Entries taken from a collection
>> begin

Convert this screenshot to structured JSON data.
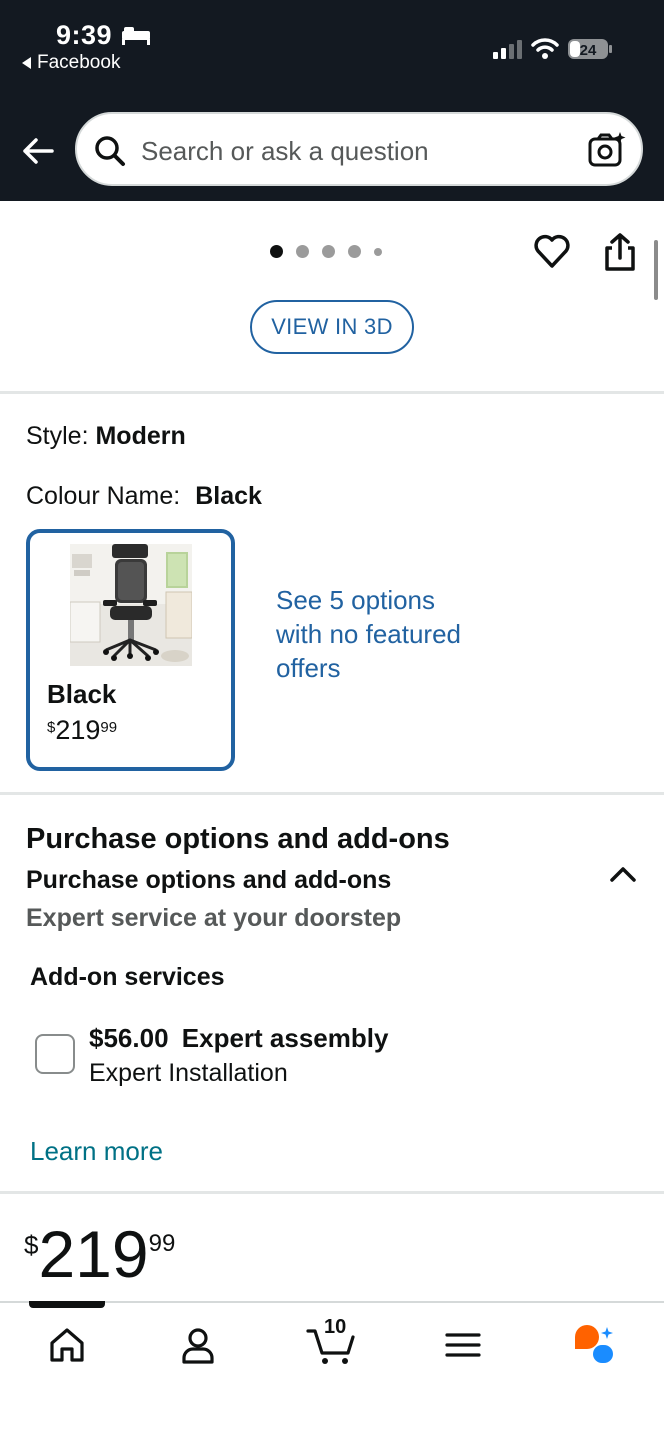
{
  "status_bar": {
    "time": "9:39",
    "back_app_label": "Facebook",
    "battery_level": "24"
  },
  "header": {
    "search_placeholder": "Search or ask a question"
  },
  "gallery": {
    "view_3d_label": "VIEW IN 3D",
    "image_count": 5,
    "active_index": 0
  },
  "variation": {
    "style_label": "Style:",
    "style_value": "Modern",
    "colour_label": "Colour Name:",
    "colour_value": "Black",
    "selected_swatch": {
      "name": "Black",
      "currency": "$",
      "price_whole": "219",
      "price_cents": "99"
    },
    "options_link": "See 5 options with no featured offers"
  },
  "purchase_options": {
    "title": "Purchase options and add-ons",
    "subtitle": "Purchase options and add-ons",
    "tagline": "Expert service at your doorstep",
    "addons_heading": "Add-on services",
    "addon": {
      "price": "$56.00",
      "name": "Expert assembly",
      "description": "Expert Installation",
      "checked": false
    },
    "learn_more": "Learn more"
  },
  "price": {
    "currency": "$",
    "whole": "219",
    "cents": "99"
  },
  "bottom_nav": {
    "cart_count": "10",
    "items": [
      "home-icon",
      "account-icon",
      "cart-icon",
      "menu-icon",
      "rufus-icon"
    ]
  },
  "colors": {
    "header_bg": "#131921",
    "link": "#2162a1",
    "teal_link": "#007185",
    "rufus_orange": "#ff6200",
    "rufus_blue": "#1a8cff"
  }
}
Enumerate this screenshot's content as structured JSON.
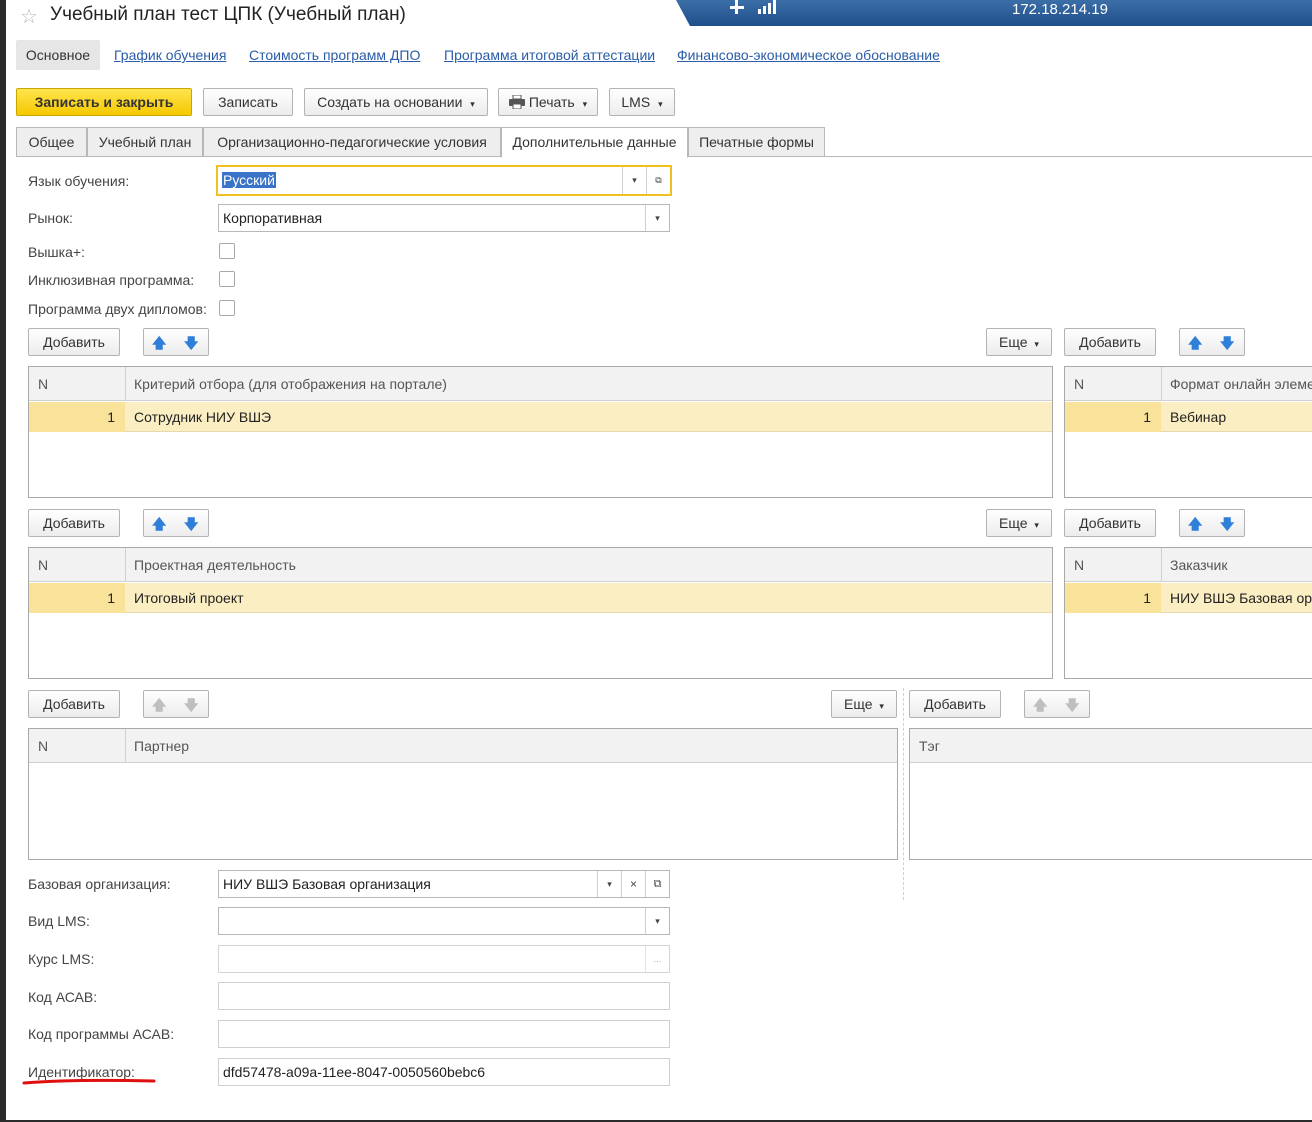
{
  "window": {
    "title": "Учебный план тест ЦПК (Учебный план)",
    "remote_ip": "172.18.214.19"
  },
  "nav": {
    "main": "Основное",
    "links": [
      "График обучения",
      "Стоимость программ ДПО",
      "Программа итоговой аттестации",
      "Финансово-экономическое обоснование"
    ]
  },
  "toolbar": {
    "save_close": "Записать и закрыть",
    "save": "Записать",
    "create_based": "Создать на основании",
    "print": "Печать",
    "lms": "LMS"
  },
  "tabs": [
    "Общее",
    "Учебный план",
    "Организационно-педагогические условия",
    "Дополнительные данные",
    "Печатные формы"
  ],
  "active_tab": "Дополнительные данные",
  "form": {
    "language": {
      "label": "Язык обучения:",
      "value": "Русский"
    },
    "market": {
      "label": "Рынок:",
      "value": "Корпоративная"
    },
    "vyshka_plus": {
      "label": "Вышка+:",
      "checked": false
    },
    "inclusive": {
      "label": "Инклюзивная программа:",
      "checked": false
    },
    "two_diplomas": {
      "label": "Программа двух дипломов:",
      "checked": false
    },
    "base_org": {
      "label": "Базовая организация:",
      "value": "НИУ ВШЭ Базовая организация"
    },
    "lms_type": {
      "label": "Вид LMS:",
      "value": ""
    },
    "lms_course": {
      "label": "Курс LMS:",
      "value": ""
    },
    "asav_code": {
      "label": "Код АСАВ:",
      "value": ""
    },
    "asav_program_code": {
      "label": "Код программы АСАВ:",
      "value": ""
    },
    "identifier": {
      "label": "Идентификатор:",
      "value": "dfd57478-a09a-11ee-8047-0050560bebc6"
    }
  },
  "buttons": {
    "add": "Добавить",
    "more": "Еще"
  },
  "tables": {
    "criteria": {
      "col_n": "N",
      "col_name": "Критерий отбора (для отображения на портале)",
      "rows": [
        {
          "n": "1",
          "value": "Сотрудник НИУ ВШЭ"
        }
      ]
    },
    "format": {
      "col_n": "N",
      "col_name": "Формат онлайн элеме",
      "rows": [
        {
          "n": "1",
          "value": "Вебинар"
        }
      ]
    },
    "project": {
      "col_n": "N",
      "col_name": "Проектная деятельность",
      "rows": [
        {
          "n": "1",
          "value": "Итоговый проект"
        }
      ]
    },
    "customer": {
      "col_n": "N",
      "col_name": "Заказчик",
      "rows": [
        {
          "n": "1",
          "value": "НИУ ВШЭ Базовая ор"
        }
      ]
    },
    "partner": {
      "col_n": "N",
      "col_name": "Партнер",
      "rows": []
    },
    "tag": {
      "col_name": "Тэг",
      "rows": []
    }
  },
  "icons": {
    "star": "☆",
    "arrow_up": "🡅",
    "arrow_down": "🡇",
    "dropdown": "▾",
    "open": "⧉",
    "clear": "×",
    "ellipsis": "..."
  },
  "colors": {
    "accent_yellow": "#f5c800",
    "row_highlight": "#fbeec2",
    "link": "#2a5ca8",
    "annotation_red": "#e01010"
  }
}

>> end

- [Given task]: Every line should be retyped exactly, with the pictures omitted.

- [Answer to this exercise]:
Convert this screenshot to structured JSON data.
{
  "status_bar": {
    "time": "9:39",
    "back_app_label": "Facebook",
    "battery_level": "24"
  },
  "header": {
    "search_placeholder": "Search or ask a question"
  },
  "gallery": {
    "view_3d_label": "VIEW IN 3D",
    "image_count": 5,
    "active_index": 0
  },
  "variation": {
    "style_label": "Style:",
    "style_value": "Modern",
    "colour_label": "Colour Name:",
    "colour_value": "Black",
    "selected_swatch": {
      "name": "Black",
      "currency": "$",
      "price_whole": "219",
      "price_cents": "99"
    },
    "options_link": "See 5 options with no featured offers"
  },
  "purchase_options": {
    "title": "Purchase options and add-ons",
    "subtitle": "Purchase options and add-ons",
    "tagline": "Expert service at your doorstep",
    "addons_heading": "Add-on services",
    "addon": {
      "price": "$56.00",
      "name": "Expert assembly",
      "description": "Expert Installation",
      "checked": false
    },
    "learn_more": "Learn more"
  },
  "price": {
    "currency": "$",
    "whole": "219",
    "cents": "99"
  },
  "bottom_nav": {
    "cart_count": "10",
    "items": [
      "home-icon",
      "account-icon",
      "cart-icon",
      "menu-icon",
      "rufus-icon"
    ]
  },
  "colors": {
    "header_bg": "#131921",
    "link": "#2162a1",
    "teal_link": "#007185",
    "rufus_orange": "#ff6200",
    "rufus_blue": "#1a8cff"
  }
}
Enumerate this screenshot's content as structured JSON.
{
  "window": {
    "title": "Учебный план тест ЦПК (Учебный план)",
    "remote_ip": "172.18.214.19"
  },
  "nav": {
    "main": "Основное",
    "links": [
      "График обучения",
      "Стоимость программ ДПО",
      "Программа итоговой аттестации",
      "Финансово-экономическое обоснование"
    ]
  },
  "toolbar": {
    "save_close": "Записать и закрыть",
    "save": "Записать",
    "create_based": "Создать на основании",
    "print": "Печать",
    "lms": "LMS"
  },
  "tabs": [
    "Общее",
    "Учебный план",
    "Организационно-педагогические условия",
    "Дополнительные данные",
    "Печатные формы"
  ],
  "active_tab": "Дополнительные данные",
  "form": {
    "language": {
      "label": "Язык обучения:",
      "value": "Русский"
    },
    "market": {
      "label": "Рынок:",
      "value": "Корпоративная"
    },
    "vyshka_plus": {
      "label": "Вышка+:",
      "checked": false
    },
    "inclusive": {
      "label": "Инклюзивная программа:",
      "checked": false
    },
    "two_diplomas": {
      "label": "Программа двух дипломов:",
      "checked": false
    },
    "base_org": {
      "label": "Базовая организация:",
      "value": "НИУ ВШЭ Базовая организация"
    },
    "lms_type": {
      "label": "Вид LMS:",
      "value": ""
    },
    "lms_course": {
      "label": "Курс LMS:",
      "value": ""
    },
    "asav_code": {
      "label": "Код АСАВ:",
      "value": ""
    },
    "asav_program_code": {
      "label": "Код программы АСАВ:",
      "value": ""
    },
    "identifier": {
      "label": "Идентификатор:",
      "value": "dfd57478-a09a-11ee-8047-0050560bebc6"
    }
  },
  "buttons": {
    "add": "Добавить",
    "more": "Еще"
  },
  "tables": {
    "criteria": {
      "col_n": "N",
      "col_name": "Критерий отбора (для отображения на портале)",
      "rows": [
        {
          "n": "1",
          "value": "Сотрудник НИУ ВШЭ"
        }
      ]
    },
    "format": {
      "col_n": "N",
      "col_name": "Формат онлайн элеме",
      "rows": [
        {
          "n": "1",
          "value": "Вебинар"
        }
      ]
    },
    "project": {
      "col_n": "N",
      "col_name": "Проектная деятельность",
      "rows": [
        {
          "n": "1",
          "value": "Итоговый проект"
        }
      ]
    },
    "customer": {
      "col_n": "N",
      "col_name": "Заказчик",
      "rows": [
        {
          "n": "1",
          "value": "НИУ ВШЭ Базовая ор"
        }
      ]
    },
    "partner": {
      "col_n": "N",
      "col_name": "Партнер",
      "rows": []
    },
    "tag": {
      "col_name": "Тэг",
      "rows": []
    }
  },
  "icons": {
    "star": "☆",
    "arrow_up": "🡅",
    "arrow_down": "🡇",
    "dropdown": "▾",
    "open": "⧉",
    "clear": "×",
    "ellipsis": "..."
  },
  "colors": {
    "accent_yellow": "#f5c800",
    "row_highlight": "#fbeec2",
    "link": "#2a5ca8",
    "annotation_red": "#e01010"
  }
}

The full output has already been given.